# Challenge:
Write out the complete material exactly as it stands.

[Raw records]
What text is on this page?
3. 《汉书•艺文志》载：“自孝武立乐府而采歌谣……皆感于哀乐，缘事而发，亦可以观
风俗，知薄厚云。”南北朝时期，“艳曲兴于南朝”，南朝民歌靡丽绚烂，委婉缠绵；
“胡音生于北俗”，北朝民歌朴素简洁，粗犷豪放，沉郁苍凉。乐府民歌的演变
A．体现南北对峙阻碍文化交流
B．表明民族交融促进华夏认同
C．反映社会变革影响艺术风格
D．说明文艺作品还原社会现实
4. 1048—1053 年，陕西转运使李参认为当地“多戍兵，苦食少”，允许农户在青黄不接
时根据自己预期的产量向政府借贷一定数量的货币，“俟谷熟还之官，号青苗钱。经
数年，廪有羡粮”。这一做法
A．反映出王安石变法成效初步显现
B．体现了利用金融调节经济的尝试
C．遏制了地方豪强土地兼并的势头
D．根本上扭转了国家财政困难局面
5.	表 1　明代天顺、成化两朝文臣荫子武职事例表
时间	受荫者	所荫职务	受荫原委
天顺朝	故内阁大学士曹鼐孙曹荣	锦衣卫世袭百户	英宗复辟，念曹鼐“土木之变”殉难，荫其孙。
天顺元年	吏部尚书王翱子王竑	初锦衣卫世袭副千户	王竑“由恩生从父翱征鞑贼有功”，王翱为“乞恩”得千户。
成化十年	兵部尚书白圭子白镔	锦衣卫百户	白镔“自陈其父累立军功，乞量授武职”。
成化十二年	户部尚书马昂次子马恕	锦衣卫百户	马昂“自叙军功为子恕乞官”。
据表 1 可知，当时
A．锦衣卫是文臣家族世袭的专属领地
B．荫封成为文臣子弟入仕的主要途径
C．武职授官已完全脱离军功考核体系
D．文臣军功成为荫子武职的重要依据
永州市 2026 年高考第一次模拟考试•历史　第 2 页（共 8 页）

# Solution for this exercise:
What text is on this page?
3. 《汉书•艺文志》载：“自孝武立乐府而采歌谣……皆感于哀乐，缘事而发，亦可以观
风俗，知薄厚云。”南北朝时期，“艳曲兴于南朝”，南朝民歌靡丽绚烂，委婉缠绵；
“胡音生于北俗”，北朝民歌朴素简洁，粗犷豪放，沉郁苍凉。乐府民歌的演变
A．体现南北对峙阻碍文化交流
B．表明民族交融促进华夏认同
C．反映社会变革影响艺术风格
D．说明文艺作品还原社会现实
4. 1048—1053 年，陕西转运使李参认为当地“多戍兵，苦食少”，允许农户在青黄不接
时根据自己预期的产量向政府借贷一定数量的货币，“俟谷熟还之官，号青苗钱。经
数年，廪有羡粮”。这一做法
A．反映出王安石变法成效初步显现
B．体现了利用金融调节经济的尝试
C．遏制了地方豪强土地兼并的势头
D．根本上扭转了国家财政困难局面
5.	表 1　明代天顺、成化两朝文臣荫子武职事例表
时间	受荫者	所荫职务	受荫原委
天顺朝	故内阁大学士曹鼐孙曹荣	锦衣卫世袭百户	英宗复辟，念曹鼐“土木之变”殉难，荫其孙。
天顺元年	吏部尚书王翱子王竑	初锦衣卫世袭副千户	王竑“由恩生从父翱征鞑贼有功”，王翱为“乞恩”得千户。
成化十年	兵部尚书白圭子白镔	锦衣卫百户	白镔“自陈其父累立军功，乞量授武职”。
成化十二年	户部尚书马昂次子马恕	锦衣卫百户	马昂“自叙军功为子恕乞官”。
据表 1 可知，当时
A．锦衣卫是文臣家族世袭的专属领地
B．荫封成为文臣子弟入仕的主要途径
C．武职授官已完全脱离军功考核体系
D．文臣军功成为荫子武职的重要依据
永州市 2026 年高考第一次模拟考试•历史　第 2 页（共 8 页）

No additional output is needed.